[BEGIN READING TEXT]

Re: When the Homeless Use Humor to Fill Their Empty Cups (fwd)

Theodore Latham (tedrico@hotmail.com)
Wed, 08 Jul 1998 06:40:15 PDT


Pat,

     I use to eat at St. Anthony's myself while homeless in San 
Francisco during the summer of '97. I knew the Food Stamp cuts would 
have a drastic impact on the thousands of homeless people all over San 
Francisco and the rest of the Bay. Frankly, I'm glad some of the 
panhandling homeless can still freely exhibit traits like humor, and 
marketing (of themselves), despite the fact that their situations have 
worsened. If I became homeless again today, I would not return to San 
Francisco, simply because the Food Stamps are not readily available 
anymore and I could not bear to stand in St. Anthony's or Glide's 
feeding lines if they have now increased in length. 3,000 people served 
by 1 organization who's serving hours are between 12:00 & 1:30 p.m. (if 
they haven't changed) is ridiculous wouldn't you agree? Nuff Said!

Regards,

Tedrico Latham

_________________________
TEDRICO'S PAGE
http://members.xoom.com/tedrico/?homeless
Your Informative Homelessness Resource Link!

[END READING TEXT]
[BEGIN EXTRACTED DATA]

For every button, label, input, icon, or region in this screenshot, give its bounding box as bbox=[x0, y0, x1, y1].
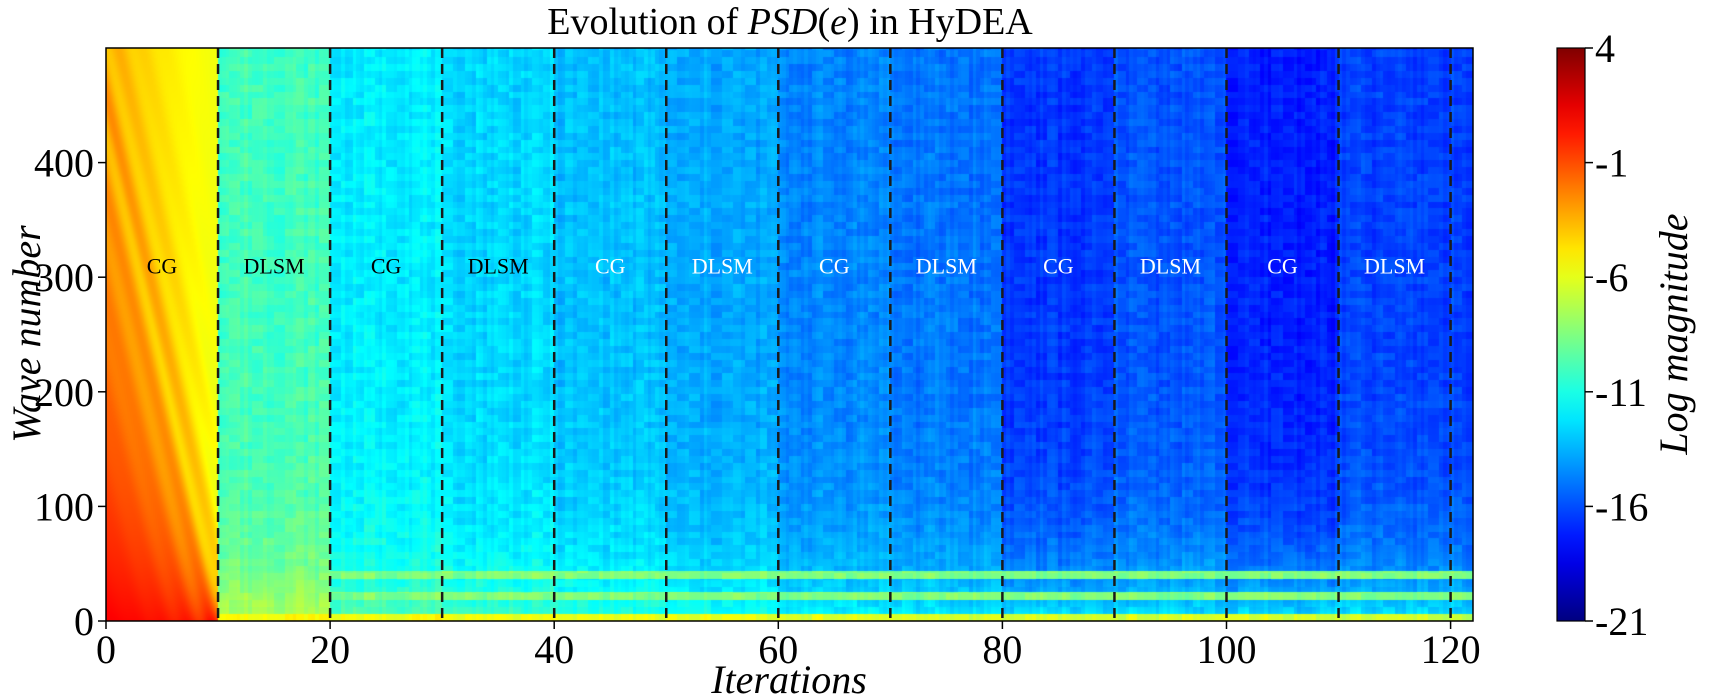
phase-label: DLSM bbox=[244, 254, 305, 279]
phase-label: CG bbox=[1043, 254, 1074, 279]
y-tick-label: 400 bbox=[34, 141, 94, 186]
colorbar-tick-label: -11 bbox=[1595, 370, 1647, 415]
x-tick-label: 80 bbox=[982, 627, 1022, 672]
x-axis-label: Iterations bbox=[710, 657, 867, 700]
phase-label: CG bbox=[147, 254, 178, 279]
phase-label: DLSM bbox=[692, 254, 753, 279]
y-tick-label: 0 bbox=[74, 599, 94, 644]
x-tick-label: 40 bbox=[534, 627, 574, 672]
x-tick-label: 20 bbox=[310, 627, 350, 672]
y-tick-label: 300 bbox=[34, 255, 94, 300]
colorbar-tick-label: -1 bbox=[1595, 141, 1628, 186]
chart-title: Evolution of PSD(e) in HyDEA bbox=[547, 1, 1033, 43]
phase-label: CG bbox=[371, 254, 402, 279]
colorbar-tick-label: -21 bbox=[1595, 599, 1648, 644]
colorbar-tick-label: -16 bbox=[1595, 484, 1648, 529]
phase-label: DLSM bbox=[1140, 254, 1201, 279]
y-axis-label: Wave number bbox=[4, 225, 49, 443]
y-tick-label: 200 bbox=[34, 370, 94, 415]
x-tick-label: 100 bbox=[1196, 627, 1256, 672]
heatmap bbox=[106, 48, 1473, 621]
colorbar-label: Log magnitude bbox=[1651, 213, 1696, 455]
x-axis-ticks: 0 20 40 60 80 100 120 bbox=[96, 621, 1481, 672]
colorbar-tick-label: 4 bbox=[1595, 26, 1615, 71]
x-tick-label: 120 bbox=[1421, 627, 1481, 672]
heatmap-area bbox=[106, 48, 1473, 621]
y-axis-ticks: 0 100 200 300 400 bbox=[34, 141, 106, 644]
phase-labels: CG DLSM CG DLSM CG DLSM CG DLSM CG DLSM CG DLSM bbox=[147, 254, 1425, 279]
phase-label: CG bbox=[1267, 254, 1298, 279]
phase-label: CG bbox=[819, 254, 850, 279]
colorbar-ticks: 4 -1 -6 -11 -16 -21 bbox=[1585, 26, 1648, 644]
y-tick-label: 100 bbox=[34, 484, 94, 529]
phase-label: DLSM bbox=[916, 254, 977, 279]
phase-label: DLSM bbox=[468, 254, 529, 279]
colorbar-tick-label: -6 bbox=[1595, 255, 1628, 300]
phase-label: CG bbox=[595, 254, 626, 279]
x-tick-label: 0 bbox=[96, 627, 116, 672]
colorbar bbox=[1556, 47, 1586, 622]
plot-frame bbox=[105, 47, 1474, 622]
phase-label: DLSM bbox=[1364, 254, 1425, 279]
x-tick-label: 60 bbox=[758, 627, 798, 672]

[END EXTRACTED DATA]

COMPLETE THE FOLLOWING>
A – From the email about homelessness in San Francisco, extract word for word the part that opens with the words containing "I use to eat" and closes with "agree? Nuff Said!".
B – Write a continuation of the email about homelessness in San Francisco, picking up after its last line.
The listing comes from a source separate from the email.

RESPONSES IN ORDER>
A –
I use to eat at St. Anthony's myself while homeless in San 
Francisco during the summer of '97. I knew the Food Stamp cuts would 
have a drastic impact on the thousands of homeless people all over San 
Francisco and the rest of the Bay. Frankly, I'm glad some of the 
panhandling homeless can still freely exhibit traits like humor, and 
marketing (of themselves), despite the fact that their situations have 
worsened. If I became homeless again today, I would not return to San 
Francisco, simply because the Food Stamps are not readily available 
anymore and I could not bear to stand in St. Anthony's or Glide's 
feeding lines if they have now increased in length. 3,000 people served 
by 1 organization who's serving hours are between 12:00 & 1:30 p.m. (if 
they haven't changed) is ridiculous wouldn't you agree? Nuff Said!

B –
P.O. Box 514 Rich Square, NC 27869 (252)539-4228
<tedrico@hotmail.com>


"P. Myers" <mpwr@u.washington.edu> wrote:
>
>
>what do we think of this?  comments?  Pat Myers
>
>**********************************
>"In the depth of winter, I finally
>    learned that, within me lay an
>               invincible summer."
>                      Albert Camus
>
>---------- Forwarded message ----------
>Date: Tue, 7 Jul 1998 13:34:15 PDT
>    clari.news.issues
>Subject: When the Homeless Use Humor to Fill Their Empty Cups
>			 
>   He stands on a corner near Union Square, one of many homeless men -  
>and a few women - appealing for money on a summer weekend. But instead 
>of printing a generic ``Homeless and hungry'' request on cardboard, he 
>lightens his plea with humor, calling out, ``Spare some change for the 
>residentially challenged?'' 
>   A block away, another needy man rattles coins in his paper cup and  
>holds a sign bearing a joking message: ``My wife's been kidnapped. I'm 
>short 98 for ransom.'' Nearby, a third man also tries for laughs by 
>waving a colorful whale hand puppet - and a cup - at pedestrians. 
>   Humor is not typically the stock-in-trade of the dispossessed. But  
>like merchants seeking to attract customers with advertising jingles, 
>these desperate citizens of the street hope their ploys will capture 
>the attention - and money - of shoppers, tourists, and 
>convention-goers.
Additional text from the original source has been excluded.